§ **Solicitud escrita**
Retoma el texto sobre la Comisión de la Verdad anunciada por Pedro Sánchez y continúalo a partir de su última oración.

§ **Texto proporcionado**
☆ ☆ ☆

El presidente del Gobierno, Pedro Sánchez, anunció hace unos días su intención de crear una Comisión de la Verdad. Aunque no dio detalles, sí adelantó que el objetivo era crear “una versión de país” de lo que ocurrió en España durante la Guerra Civil y la dictadura. La noticia no fue bienvenida por algunos sectores de la derecha que han rescatado el viejo argumento de que no vale la pena resucitar el pasado después de 40 años. Otros han dicho que el gobierno debería dedicar sus esfuerzos a cuestiones más “urgentes”.

☆ ☆ ☆

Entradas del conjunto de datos
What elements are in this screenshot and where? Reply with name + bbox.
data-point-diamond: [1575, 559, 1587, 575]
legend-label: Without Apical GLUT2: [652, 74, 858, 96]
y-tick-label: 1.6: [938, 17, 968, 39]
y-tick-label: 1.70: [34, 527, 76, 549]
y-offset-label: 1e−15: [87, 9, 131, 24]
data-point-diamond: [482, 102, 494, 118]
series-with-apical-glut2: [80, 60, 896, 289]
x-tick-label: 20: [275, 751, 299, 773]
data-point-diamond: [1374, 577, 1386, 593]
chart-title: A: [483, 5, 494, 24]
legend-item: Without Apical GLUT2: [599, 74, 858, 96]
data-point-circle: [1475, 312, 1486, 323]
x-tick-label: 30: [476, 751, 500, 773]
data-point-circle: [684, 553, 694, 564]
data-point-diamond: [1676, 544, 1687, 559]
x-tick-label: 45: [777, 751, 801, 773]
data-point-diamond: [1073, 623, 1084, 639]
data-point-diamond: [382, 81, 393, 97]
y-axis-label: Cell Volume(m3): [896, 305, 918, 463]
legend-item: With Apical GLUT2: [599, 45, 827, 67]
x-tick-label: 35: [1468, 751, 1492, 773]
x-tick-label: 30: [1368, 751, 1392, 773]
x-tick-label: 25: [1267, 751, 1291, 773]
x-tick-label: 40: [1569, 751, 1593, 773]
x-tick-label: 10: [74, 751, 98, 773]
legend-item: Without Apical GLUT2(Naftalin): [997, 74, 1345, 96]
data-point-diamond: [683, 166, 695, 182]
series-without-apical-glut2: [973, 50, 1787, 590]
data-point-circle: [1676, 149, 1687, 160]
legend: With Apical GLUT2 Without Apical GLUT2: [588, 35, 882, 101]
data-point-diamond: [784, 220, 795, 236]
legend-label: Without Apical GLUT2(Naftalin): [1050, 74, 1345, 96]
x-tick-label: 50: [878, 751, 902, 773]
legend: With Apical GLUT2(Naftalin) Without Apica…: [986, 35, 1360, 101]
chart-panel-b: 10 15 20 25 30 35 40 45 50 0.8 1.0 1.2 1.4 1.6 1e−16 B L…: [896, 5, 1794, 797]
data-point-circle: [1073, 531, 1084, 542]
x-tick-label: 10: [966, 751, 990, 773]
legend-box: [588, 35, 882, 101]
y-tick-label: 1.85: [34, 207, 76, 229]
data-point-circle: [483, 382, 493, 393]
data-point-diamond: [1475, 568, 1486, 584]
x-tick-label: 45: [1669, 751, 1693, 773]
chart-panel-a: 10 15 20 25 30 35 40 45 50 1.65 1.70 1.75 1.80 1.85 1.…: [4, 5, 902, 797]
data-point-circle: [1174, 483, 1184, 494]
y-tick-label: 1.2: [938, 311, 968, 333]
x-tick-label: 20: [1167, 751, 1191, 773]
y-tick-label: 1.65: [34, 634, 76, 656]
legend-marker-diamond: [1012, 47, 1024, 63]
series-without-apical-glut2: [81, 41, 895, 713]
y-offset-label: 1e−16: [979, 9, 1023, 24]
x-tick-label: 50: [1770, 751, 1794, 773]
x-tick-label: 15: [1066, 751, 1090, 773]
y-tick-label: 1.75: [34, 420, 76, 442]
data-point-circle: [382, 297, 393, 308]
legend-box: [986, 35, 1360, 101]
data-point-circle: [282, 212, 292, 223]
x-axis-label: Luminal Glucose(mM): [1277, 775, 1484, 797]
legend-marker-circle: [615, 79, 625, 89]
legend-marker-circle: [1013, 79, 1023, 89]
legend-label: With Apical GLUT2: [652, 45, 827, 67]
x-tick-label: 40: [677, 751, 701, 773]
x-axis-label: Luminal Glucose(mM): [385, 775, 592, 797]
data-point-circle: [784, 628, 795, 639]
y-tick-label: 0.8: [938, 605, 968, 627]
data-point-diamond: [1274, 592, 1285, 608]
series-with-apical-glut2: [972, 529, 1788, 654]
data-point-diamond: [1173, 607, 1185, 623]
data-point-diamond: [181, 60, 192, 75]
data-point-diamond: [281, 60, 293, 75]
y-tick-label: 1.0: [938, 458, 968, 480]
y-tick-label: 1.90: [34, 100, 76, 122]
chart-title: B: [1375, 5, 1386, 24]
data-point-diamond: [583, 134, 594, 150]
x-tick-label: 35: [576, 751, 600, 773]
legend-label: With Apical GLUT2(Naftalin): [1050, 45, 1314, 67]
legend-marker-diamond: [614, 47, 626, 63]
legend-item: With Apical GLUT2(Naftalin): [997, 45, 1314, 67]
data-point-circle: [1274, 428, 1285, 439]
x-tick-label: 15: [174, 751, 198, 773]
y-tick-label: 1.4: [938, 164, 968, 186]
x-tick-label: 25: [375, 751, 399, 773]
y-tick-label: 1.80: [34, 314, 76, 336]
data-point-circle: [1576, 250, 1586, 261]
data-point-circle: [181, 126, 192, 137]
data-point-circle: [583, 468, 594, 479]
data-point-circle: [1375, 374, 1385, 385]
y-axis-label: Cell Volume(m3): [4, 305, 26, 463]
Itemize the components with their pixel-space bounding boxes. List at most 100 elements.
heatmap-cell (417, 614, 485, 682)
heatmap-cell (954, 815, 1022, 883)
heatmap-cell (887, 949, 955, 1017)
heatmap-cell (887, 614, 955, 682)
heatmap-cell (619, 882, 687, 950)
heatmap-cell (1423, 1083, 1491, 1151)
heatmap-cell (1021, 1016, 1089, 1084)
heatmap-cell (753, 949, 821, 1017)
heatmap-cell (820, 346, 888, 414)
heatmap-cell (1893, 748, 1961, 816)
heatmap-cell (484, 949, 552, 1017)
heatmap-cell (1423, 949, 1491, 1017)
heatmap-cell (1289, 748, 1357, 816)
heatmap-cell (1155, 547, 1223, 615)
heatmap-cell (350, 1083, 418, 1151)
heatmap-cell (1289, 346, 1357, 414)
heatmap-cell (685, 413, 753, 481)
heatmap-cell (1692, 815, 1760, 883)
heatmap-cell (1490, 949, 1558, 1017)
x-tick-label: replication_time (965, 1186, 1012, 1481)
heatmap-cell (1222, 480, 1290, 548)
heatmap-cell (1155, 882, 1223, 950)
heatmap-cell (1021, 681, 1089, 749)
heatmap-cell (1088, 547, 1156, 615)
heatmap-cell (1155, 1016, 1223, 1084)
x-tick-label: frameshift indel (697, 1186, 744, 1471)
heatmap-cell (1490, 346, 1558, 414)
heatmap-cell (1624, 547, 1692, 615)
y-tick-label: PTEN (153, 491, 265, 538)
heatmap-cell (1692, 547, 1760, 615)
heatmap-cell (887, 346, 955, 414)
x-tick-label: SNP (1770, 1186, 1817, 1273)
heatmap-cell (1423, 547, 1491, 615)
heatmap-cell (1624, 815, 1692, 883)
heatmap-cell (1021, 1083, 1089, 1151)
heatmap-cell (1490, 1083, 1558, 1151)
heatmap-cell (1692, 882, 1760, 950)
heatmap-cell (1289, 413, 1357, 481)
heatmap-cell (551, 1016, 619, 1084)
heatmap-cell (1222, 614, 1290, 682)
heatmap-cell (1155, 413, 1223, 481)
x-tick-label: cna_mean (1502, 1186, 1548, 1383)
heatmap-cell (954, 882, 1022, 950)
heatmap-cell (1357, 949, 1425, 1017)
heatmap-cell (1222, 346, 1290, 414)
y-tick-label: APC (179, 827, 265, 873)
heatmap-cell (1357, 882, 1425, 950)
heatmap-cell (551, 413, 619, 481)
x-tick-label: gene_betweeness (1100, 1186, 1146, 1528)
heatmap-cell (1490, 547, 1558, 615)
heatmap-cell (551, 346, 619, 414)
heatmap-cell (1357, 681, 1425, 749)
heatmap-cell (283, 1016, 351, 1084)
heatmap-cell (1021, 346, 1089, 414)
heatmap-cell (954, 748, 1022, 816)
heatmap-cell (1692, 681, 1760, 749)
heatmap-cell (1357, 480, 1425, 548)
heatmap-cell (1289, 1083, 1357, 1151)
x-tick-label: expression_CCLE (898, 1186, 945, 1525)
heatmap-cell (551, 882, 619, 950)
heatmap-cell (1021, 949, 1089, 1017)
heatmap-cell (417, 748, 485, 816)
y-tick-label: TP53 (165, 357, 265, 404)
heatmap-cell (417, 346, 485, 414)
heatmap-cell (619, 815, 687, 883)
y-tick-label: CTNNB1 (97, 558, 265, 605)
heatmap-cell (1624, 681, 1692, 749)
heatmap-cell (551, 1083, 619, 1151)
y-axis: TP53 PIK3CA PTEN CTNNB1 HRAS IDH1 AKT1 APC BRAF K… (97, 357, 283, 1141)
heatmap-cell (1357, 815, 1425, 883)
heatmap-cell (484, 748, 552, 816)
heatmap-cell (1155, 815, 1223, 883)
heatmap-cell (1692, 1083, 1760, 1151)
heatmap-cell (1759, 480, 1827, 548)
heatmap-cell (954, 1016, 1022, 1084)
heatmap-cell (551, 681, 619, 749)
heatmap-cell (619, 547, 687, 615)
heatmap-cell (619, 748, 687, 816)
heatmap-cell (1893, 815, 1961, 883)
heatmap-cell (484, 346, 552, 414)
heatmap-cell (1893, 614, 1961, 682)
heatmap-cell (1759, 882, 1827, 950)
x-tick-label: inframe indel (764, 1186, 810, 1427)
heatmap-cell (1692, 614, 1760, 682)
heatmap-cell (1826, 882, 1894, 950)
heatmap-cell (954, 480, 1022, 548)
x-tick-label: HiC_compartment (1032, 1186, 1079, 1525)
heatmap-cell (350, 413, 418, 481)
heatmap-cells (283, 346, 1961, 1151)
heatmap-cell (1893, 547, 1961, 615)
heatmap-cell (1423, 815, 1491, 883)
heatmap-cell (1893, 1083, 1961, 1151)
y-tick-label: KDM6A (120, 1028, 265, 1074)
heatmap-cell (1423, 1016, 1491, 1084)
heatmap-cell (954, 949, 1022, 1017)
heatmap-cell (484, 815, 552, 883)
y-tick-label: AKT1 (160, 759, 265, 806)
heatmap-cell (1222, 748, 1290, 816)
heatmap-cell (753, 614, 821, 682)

☆ ☆ ☆

§ **Resultado del ejercicio**
Como chilena tuve la oportunidad de vivir de cerca lo que significó la Comisión Nacional de Verdad y Reconciliación que se creó en Chile en abril de 1990, un mes después del fin de la dictadura. Durante nueve meses, un grupo de especialistas recavó información y entregó un informe, conocido como Rettig, en el que se detallan 3.550 denuncias de violaciones a los derechos humanos de las cuáles 2.279 corresponden a homicidios. Unos años más tarde, este informe se complementó con el informe Valech, que detalla las torturas y violaciones a los derechos humanos que se vivieron en cárceles clandestinas.

Ninguno de los dos informes restituyó a las víctimas su sufrimiento ni tampoco sirvió para llevar a juicio a los responsables que siguieron protegidos por la amnistía heredada de la dictadura. Pero sí permitió reconocer de forma colectiva que lo sucedido había sido un error y que no podía volver a repetirse.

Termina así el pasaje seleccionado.